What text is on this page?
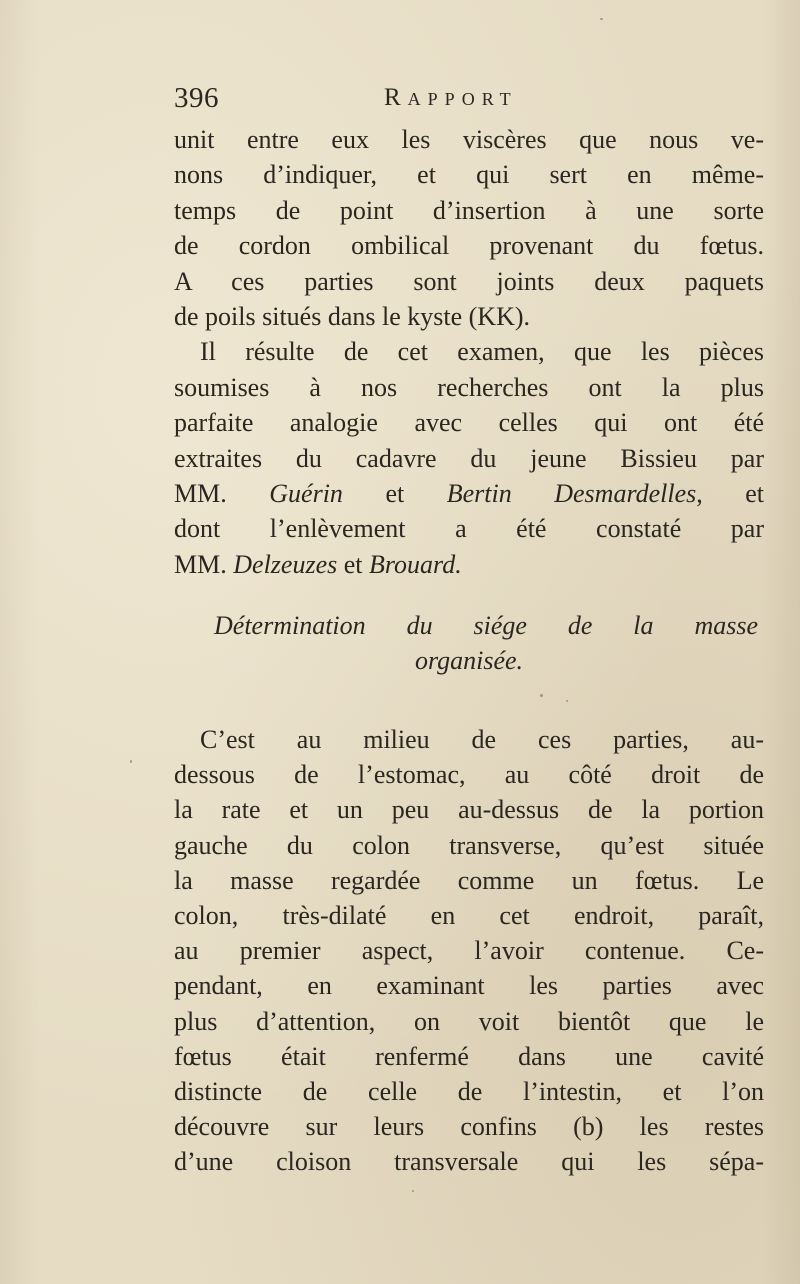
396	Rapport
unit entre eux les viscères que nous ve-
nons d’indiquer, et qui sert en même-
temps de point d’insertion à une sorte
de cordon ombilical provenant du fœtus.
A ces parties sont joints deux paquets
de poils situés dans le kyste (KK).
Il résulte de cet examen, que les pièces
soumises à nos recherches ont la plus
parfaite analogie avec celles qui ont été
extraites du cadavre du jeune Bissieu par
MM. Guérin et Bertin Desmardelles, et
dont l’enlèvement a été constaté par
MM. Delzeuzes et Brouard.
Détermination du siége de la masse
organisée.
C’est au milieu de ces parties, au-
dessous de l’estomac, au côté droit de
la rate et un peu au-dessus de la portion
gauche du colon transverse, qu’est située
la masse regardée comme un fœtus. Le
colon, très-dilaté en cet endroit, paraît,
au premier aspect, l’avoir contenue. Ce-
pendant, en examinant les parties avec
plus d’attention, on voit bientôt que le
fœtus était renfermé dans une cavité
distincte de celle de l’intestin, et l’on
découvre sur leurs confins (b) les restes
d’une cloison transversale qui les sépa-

• Description of the task: Across the records, how many lines contain "fœtus"? Only the number should be given.

• Problem solution: 3